___ Material for this exercise ___

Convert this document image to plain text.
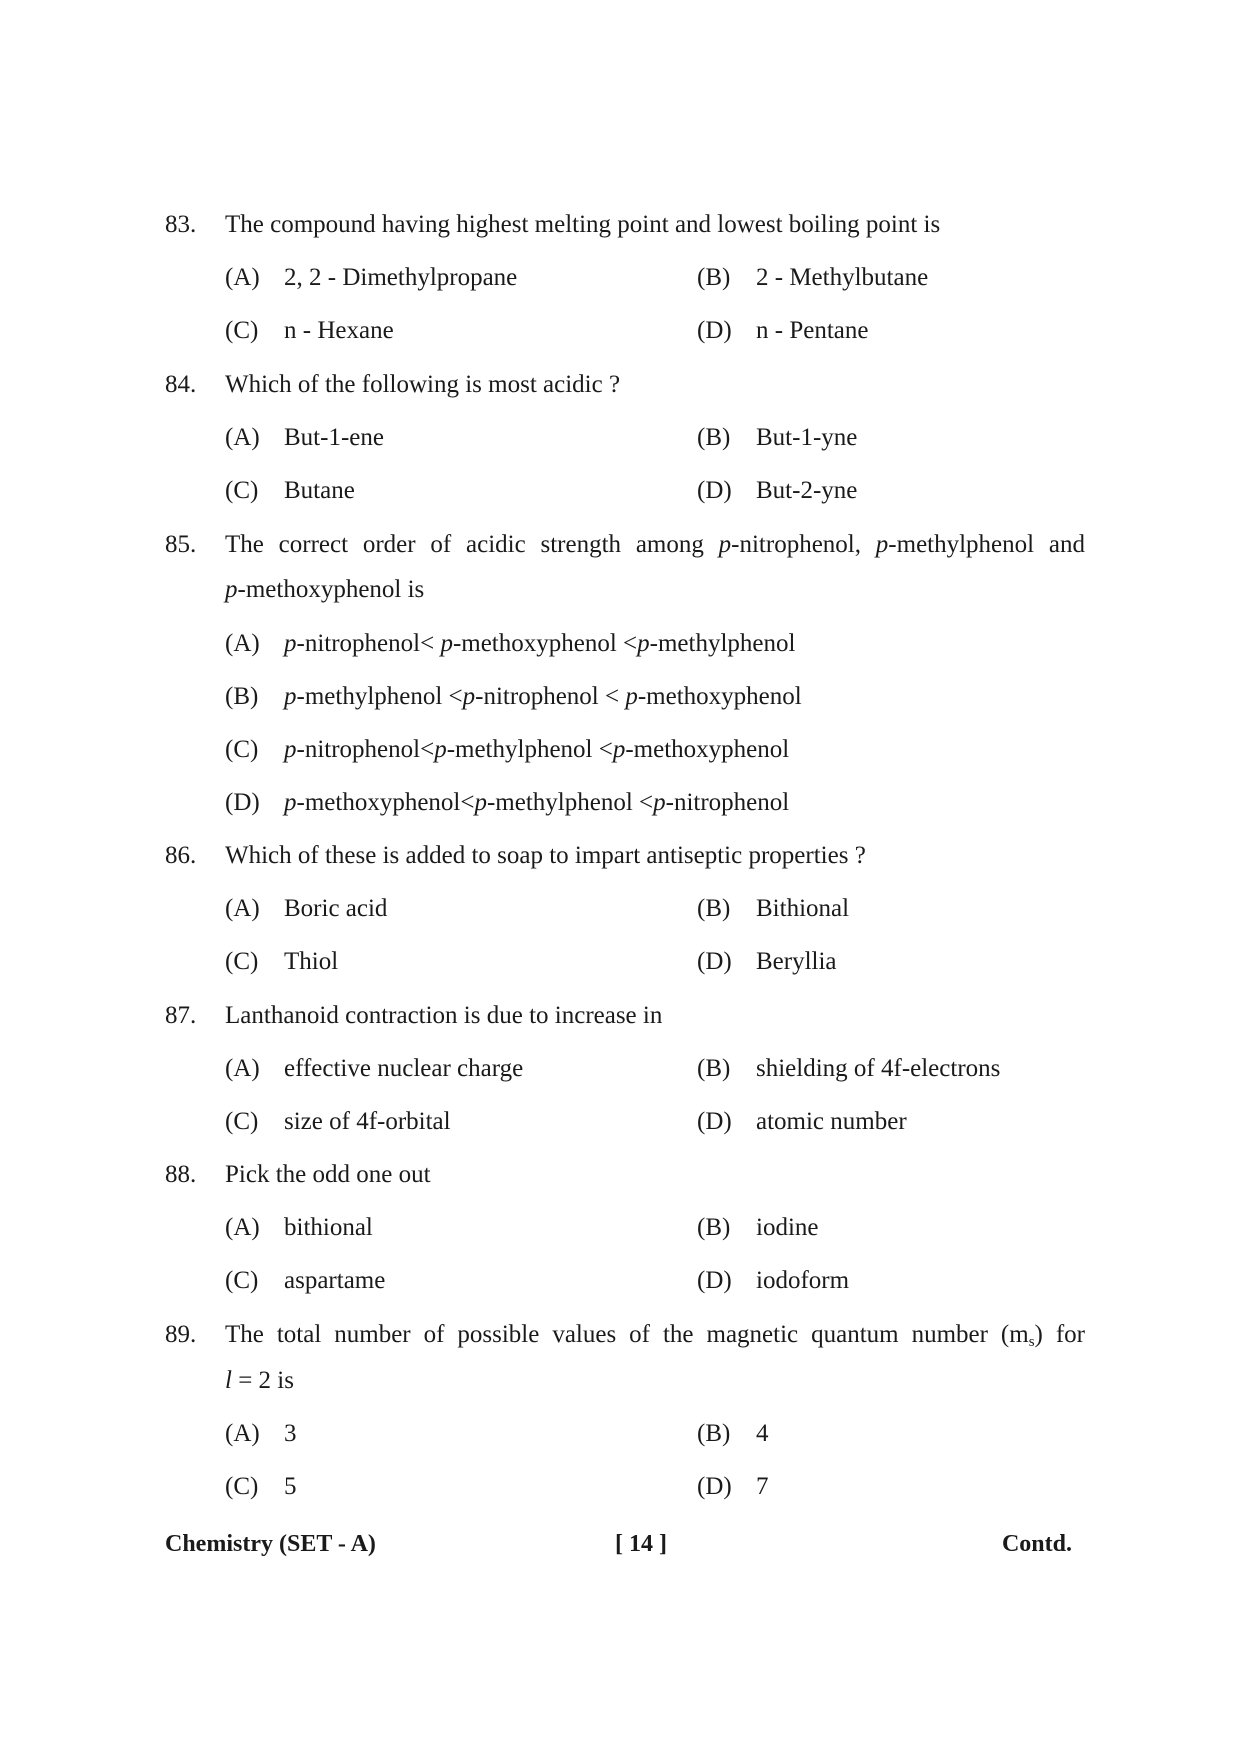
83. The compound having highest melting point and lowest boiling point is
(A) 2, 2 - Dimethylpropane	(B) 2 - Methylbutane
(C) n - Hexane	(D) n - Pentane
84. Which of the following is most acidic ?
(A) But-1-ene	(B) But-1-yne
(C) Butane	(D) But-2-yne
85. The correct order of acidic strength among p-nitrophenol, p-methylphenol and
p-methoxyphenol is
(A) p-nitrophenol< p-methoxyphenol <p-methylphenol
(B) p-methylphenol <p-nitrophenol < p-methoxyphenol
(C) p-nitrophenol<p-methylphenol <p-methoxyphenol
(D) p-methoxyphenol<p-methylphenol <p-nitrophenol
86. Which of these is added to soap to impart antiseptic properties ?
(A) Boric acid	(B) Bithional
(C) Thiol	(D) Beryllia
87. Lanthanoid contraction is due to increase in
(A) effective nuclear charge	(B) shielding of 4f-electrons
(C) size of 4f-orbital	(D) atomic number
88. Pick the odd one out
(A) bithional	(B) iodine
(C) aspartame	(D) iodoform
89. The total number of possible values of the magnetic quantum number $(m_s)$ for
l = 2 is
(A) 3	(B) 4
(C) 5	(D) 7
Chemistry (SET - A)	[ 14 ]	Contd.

___

__Problem description__. Reproduce the material word for word, minus the images.

__Response below__.
Convert this document image to plain text.
83. The compound having highest melting point and lowest boiling point is
(A) 2, 2 - Dimethylpropane	(B) 2 - Methylbutane
(C) n - Hexane	(D) n - Pentane
84. Which of the following is most acidic ?
(A) But-1-ene	(B) But-1-yne
(C) Butane	(D) But-2-yne
85. The correct order of acidic strength among p-nitrophenol, p-methylphenol and
p-methoxyphenol is
(A) p-nitrophenol< p-methoxyphenol <p-methylphenol
(B) p-methylphenol <p-nitrophenol < p-methoxyphenol
(C) p-nitrophenol<p-methylphenol <p-methoxyphenol
(D) p-methoxyphenol<p-methylphenol <p-nitrophenol
86. Which of these is added to soap to impart antiseptic properties ?
(A) Boric acid	(B) Bithional
(C) Thiol	(D) Beryllia
87. Lanthanoid contraction is due to increase in
(A) effective nuclear charge	(B) shielding of 4f-electrons
(C) size of 4f-orbital	(D) atomic number
88. Pick the odd one out
(A) bithional	(B) iodine
(C) aspartame	(D) iodoform
89. The total number of possible values of the magnetic quantum number $(m_s)$ for
l = 2 is
(A) 3	(B) 4
(C) 5	(D) 7
Chemistry (SET - A)	[ 14 ]	Contd.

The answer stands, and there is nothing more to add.